> Task requirements
Write out the whole listing, matching it exactly.

**********

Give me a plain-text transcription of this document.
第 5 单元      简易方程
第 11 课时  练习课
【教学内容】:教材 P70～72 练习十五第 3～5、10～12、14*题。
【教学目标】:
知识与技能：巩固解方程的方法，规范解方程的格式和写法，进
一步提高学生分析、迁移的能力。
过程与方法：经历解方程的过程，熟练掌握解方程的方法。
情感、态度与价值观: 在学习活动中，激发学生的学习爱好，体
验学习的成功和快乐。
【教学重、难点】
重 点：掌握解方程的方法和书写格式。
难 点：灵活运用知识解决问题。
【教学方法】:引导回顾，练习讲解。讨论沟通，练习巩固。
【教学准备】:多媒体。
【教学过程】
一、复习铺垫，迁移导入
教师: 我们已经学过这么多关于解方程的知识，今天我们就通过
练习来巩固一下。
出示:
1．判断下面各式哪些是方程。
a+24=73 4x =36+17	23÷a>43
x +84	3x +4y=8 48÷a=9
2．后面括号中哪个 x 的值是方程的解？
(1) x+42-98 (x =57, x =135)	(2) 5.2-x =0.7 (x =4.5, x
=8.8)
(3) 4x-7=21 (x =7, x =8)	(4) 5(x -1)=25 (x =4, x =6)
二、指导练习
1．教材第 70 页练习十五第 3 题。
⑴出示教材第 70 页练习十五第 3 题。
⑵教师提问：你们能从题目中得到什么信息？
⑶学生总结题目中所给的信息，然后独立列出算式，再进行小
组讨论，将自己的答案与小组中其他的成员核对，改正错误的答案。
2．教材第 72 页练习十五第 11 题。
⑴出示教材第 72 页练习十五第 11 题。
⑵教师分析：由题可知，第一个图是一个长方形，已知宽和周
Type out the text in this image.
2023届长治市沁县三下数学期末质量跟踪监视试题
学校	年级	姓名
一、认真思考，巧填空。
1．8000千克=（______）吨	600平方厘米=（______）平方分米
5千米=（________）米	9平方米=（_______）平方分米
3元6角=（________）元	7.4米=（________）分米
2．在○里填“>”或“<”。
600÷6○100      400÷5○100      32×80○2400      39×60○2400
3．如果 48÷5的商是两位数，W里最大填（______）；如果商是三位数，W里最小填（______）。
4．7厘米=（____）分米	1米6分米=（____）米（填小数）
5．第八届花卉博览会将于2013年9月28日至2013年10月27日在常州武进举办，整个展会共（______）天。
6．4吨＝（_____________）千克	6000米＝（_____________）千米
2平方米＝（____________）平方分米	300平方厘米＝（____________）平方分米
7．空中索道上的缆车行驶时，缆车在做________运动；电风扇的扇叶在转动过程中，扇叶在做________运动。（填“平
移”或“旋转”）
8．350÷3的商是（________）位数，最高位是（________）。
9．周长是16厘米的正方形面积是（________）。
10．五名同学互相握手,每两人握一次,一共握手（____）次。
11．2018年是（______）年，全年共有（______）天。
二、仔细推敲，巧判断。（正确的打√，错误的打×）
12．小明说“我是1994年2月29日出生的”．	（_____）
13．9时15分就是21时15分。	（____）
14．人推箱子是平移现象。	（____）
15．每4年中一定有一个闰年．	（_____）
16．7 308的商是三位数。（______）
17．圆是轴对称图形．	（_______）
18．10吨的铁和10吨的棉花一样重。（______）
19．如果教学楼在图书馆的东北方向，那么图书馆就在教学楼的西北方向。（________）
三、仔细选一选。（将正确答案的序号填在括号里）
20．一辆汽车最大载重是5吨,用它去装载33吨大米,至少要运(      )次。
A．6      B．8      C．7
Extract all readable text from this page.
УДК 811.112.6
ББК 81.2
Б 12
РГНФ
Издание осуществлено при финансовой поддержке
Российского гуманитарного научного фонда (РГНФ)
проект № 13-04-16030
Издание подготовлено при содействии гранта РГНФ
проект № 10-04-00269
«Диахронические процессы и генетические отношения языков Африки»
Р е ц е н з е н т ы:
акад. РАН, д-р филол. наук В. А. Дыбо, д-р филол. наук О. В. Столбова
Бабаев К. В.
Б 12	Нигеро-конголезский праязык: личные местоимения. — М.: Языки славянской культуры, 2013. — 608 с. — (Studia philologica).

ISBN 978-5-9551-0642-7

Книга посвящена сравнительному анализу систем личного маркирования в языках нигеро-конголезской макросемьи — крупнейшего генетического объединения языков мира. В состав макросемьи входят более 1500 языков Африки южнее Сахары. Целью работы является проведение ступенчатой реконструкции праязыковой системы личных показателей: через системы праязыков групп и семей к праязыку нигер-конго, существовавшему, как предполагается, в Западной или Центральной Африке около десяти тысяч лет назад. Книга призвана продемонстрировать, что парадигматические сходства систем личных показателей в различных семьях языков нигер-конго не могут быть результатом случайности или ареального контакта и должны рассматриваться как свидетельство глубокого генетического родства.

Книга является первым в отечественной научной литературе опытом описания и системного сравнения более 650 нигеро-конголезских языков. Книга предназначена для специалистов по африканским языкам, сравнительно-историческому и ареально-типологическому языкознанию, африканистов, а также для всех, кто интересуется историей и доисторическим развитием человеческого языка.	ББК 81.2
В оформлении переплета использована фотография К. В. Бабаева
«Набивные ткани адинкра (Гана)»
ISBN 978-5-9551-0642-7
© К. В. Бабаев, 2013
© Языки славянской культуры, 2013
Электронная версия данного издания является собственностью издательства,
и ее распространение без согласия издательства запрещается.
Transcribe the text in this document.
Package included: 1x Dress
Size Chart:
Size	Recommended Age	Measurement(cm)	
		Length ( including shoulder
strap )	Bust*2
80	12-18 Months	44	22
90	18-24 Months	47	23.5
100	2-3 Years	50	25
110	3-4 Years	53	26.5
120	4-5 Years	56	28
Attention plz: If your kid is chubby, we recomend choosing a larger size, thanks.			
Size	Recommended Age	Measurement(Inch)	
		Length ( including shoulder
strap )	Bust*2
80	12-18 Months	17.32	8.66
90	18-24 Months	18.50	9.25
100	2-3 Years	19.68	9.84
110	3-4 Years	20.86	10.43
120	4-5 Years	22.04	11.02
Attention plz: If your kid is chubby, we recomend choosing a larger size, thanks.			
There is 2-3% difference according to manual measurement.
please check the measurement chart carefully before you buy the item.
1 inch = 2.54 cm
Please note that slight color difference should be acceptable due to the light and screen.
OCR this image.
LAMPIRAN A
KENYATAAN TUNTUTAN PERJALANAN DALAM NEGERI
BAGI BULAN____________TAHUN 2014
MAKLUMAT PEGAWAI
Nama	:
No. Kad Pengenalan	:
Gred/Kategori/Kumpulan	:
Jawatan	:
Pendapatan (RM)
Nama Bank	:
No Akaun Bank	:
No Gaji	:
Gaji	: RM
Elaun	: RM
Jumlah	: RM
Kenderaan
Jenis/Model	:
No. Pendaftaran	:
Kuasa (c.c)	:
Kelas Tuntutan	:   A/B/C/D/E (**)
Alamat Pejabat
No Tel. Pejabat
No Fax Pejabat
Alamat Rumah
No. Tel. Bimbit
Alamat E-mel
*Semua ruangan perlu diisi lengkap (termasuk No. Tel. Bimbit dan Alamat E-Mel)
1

**********

> Answer to the exercise
Give me a plain-text transcription of this document.
第 5 单元      简易方程
第 11 课时  练习课
【教学内容】:教材 P70～72 练习十五第 3～5、10～12、14*题。
【教学目标】:
知识与技能：巩固解方程的方法，规范解方程的格式和写法，进
一步提高学生分析、迁移的能力。
过程与方法：经历解方程的过程，熟练掌握解方程的方法。
情感、态度与价值观: 在学习活动中，激发学生的学习爱好，体
验学习的成功和快乐。
【教学重、难点】
重 点：掌握解方程的方法和书写格式。
难 点：灵活运用知识解决问题。
【教学方法】:引导回顾，练习讲解。讨论沟通，练习巩固。
【教学准备】:多媒体。
【教学过程】
一、复习铺垫，迁移导入
教师: 我们已经学过这么多关于解方程的知识，今天我们就通过
练习来巩固一下。
出示:
1．判断下面各式哪些是方程。
a+24=73 4x =36+17	23÷a>43
x +84	3x +4y=8 48÷a=9
2．后面括号中哪个 x 的值是方程的解？
(1) x+42-98 (x =57, x =135)	(2) 5.2-x =0.7 (x =4.5, x
=8.8)
(3) 4x-7=21 (x =7, x =8)	(4) 5(x -1)=25 (x =4, x =6)
二、指导练习
1．教材第 70 页练习十五第 3 题。
⑴出示教材第 70 页练习十五第 3 题。
⑵教师提问：你们能从题目中得到什么信息？
⑶学生总结题目中所给的信息，然后独立列出算式，再进行小
组讨论，将自己的答案与小组中其他的成员核对，改正错误的答案。
2．教材第 72 页练习十五第 11 题。
⑴出示教材第 72 页练习十五第 11 题。
⑵教师分析：由题可知，第一个图是一个长方形，已知宽和周
Type out the text in this image.
2023届长治市沁县三下数学期末质量跟踪监视试题
学校	年级	姓名
一、认真思考，巧填空。
1．8000千克=（______）吨	600平方厘米=（______）平方分米
5千米=（________）米	9平方米=（_______）平方分米
3元6角=（________）元	7.4米=（________）分米
2．在○里填“>”或“<”。
600÷6○100      400÷5○100      32×80○2400      39×60○2400
3．如果 48÷5的商是两位数，W里最大填（______）；如果商是三位数，W里最小填（______）。
4．7厘米=（____）分米	1米6分米=（____）米（填小数）
5．第八届花卉博览会将于2013年9月28日至2013年10月27日在常州武进举办，整个展会共（______）天。
6．4吨＝（_____________）千克	6000米＝（_____________）千米
2平方米＝（____________）平方分米	300平方厘米＝（____________）平方分米
7．空中索道上的缆车行驶时，缆车在做________运动；电风扇的扇叶在转动过程中，扇叶在做________运动。（填“平
移”或“旋转”）
8．350÷3的商是（________）位数，最高位是（________）。
9．周长是16厘米的正方形面积是（________）。
10．五名同学互相握手,每两人握一次,一共握手（____）次。
11．2018年是（______）年，全年共有（______）天。
二、仔细推敲，巧判断。（正确的打√，错误的打×）
12．小明说“我是1994年2月29日出生的”．	（_____）
13．9时15分就是21时15分。	（____）
14．人推箱子是平移现象。	（____）
15．每4年中一定有一个闰年．	（_____）
16．7 308的商是三位数。（______）
17．圆是轴对称图形．	（_______）
18．10吨的铁和10吨的棉花一样重。（______）
19．如果教学楼在图书馆的东北方向，那么图书馆就在教学楼的西北方向。（________）
三、仔细选一选。（将正确答案的序号填在括号里）
20．一辆汽车最大载重是5吨,用它去装载33吨大米,至少要运(      )次。
A．6      B．8      C．7
Extract all readable text from this page.
УДК 811.112.6
ББК 81.2
Б 12
РГНФ
Издание осуществлено при финансовой поддержке
Российского гуманитарного научного фонда (РГНФ)
проект № 13-04-16030
Издание подготовлено при содействии гранта РГНФ
проект № 10-04-00269
«Диахронические процессы и генетические отношения языков Африки»
Р е ц е н з е н т ы:
акад. РАН, д-р филол. наук В. А. Дыбо, д-р филол. наук О. В. Столбова
Бабаев К. В.
Б 12	Нигеро-конголезский праязык: личные местоимения. — М.: Языки славянской культуры, 2013. — 608 с. — (Studia philologica).

ISBN 978-5-9551-0642-7

Книга посвящена сравнительному анализу систем личного маркирования в языках нигеро-конголезской макросемьи — крупнейшего генетического объединения языков мира. В состав макросемьи входят более 1500 языков Африки южнее Сахары. Целью работы является проведение ступенчатой реконструкции праязыковой системы личных показателей: через системы праязыков групп и семей к праязыку нигер-конго, существовавшему, как предполагается, в Западной или Центральной Африке около десяти тысяч лет назад. Книга призвана продемонстрировать, что парадигматические сходства систем личных показателей в различных семьях языков нигер-конго не могут быть результатом случайности или ареального контакта и должны рассматриваться как свидетельство глубокого генетического родства.

Книга является первым в отечественной научной литературе опытом описания и системного сравнения более 650 нигеро-конголезских языков. Книга предназначена для специалистов по африканским языкам, сравнительно-историческому и ареально-типологическому языкознанию, африканистов, а также для всех, кто интересуется историей и доисторическим развитием человеческого языка.	ББК 81.2
В оформлении переплета использована фотография К. В. Бабаева
«Набивные ткани адинкра (Гана)»
ISBN 978-5-9551-0642-7
© К. В. Бабаев, 2013
© Языки славянской культуры, 2013
Электронная версия данного издания является собственностью издательства,
и ее распространение без согласия издательства запрещается.
Transcribe the text in this document.
Package included: 1x Dress
Size Chart:
Size	Recommended Age	Measurement(cm)	
		Length ( including shoulder
strap )	Bust*2
80	12-18 Months	44	22
90	18-24 Months	47	23.5
100	2-3 Years	50	25
110	3-4 Years	53	26.5
120	4-5 Years	56	28
Attention plz: If your kid is chubby, we recomend choosing a larger size, thanks.			
Size	Recommended Age	Measurement(Inch)	
		Length ( including shoulder
strap )	Bust*2
80	12-18 Months	17.32	8.66
90	18-24 Months	18.50	9.25
100	2-3 Years	19.68	9.84
110	3-4 Years	20.86	10.43
120	4-5 Years	22.04	11.02
Attention plz: If your kid is chubby, we recomend choosing a larger size, thanks.			
There is 2-3% difference according to manual measurement.
please check the measurement chart carefully before you buy the item.
1 inch = 2.54 cm
Please note that slight color difference should be acceptable due to the light and screen.
OCR this image.
LAMPIRAN A
KENYATAAN TUNTUTAN PERJALANAN DALAM NEGERI
BAGI BULAN____________TAHUN 2014
MAKLUMAT PEGAWAI
Nama	:
No. Kad Pengenalan	:
Gred/Kategori/Kumpulan	:
Jawatan	:
Pendapatan (RM)
Nama Bank	:
No Akaun Bank	:
No Gaji	:
Gaji	: RM
Elaun	: RM
Jumlah	: RM
Kenderaan
Jenis/Model	:
No. Pendaftaran	:
Kuasa (c.c)	:
Kelas Tuntutan	:   A/B/C/D/E (**)
Alamat Pejabat
No Tel. Pejabat
No Fax Pejabat
Alamat Rumah
No. Tel. Bimbit
Alamat E-mel
*Semua ruangan perlu diisi lengkap (termasuk No. Tel. Bimbit dan Alamat E-Mel)
1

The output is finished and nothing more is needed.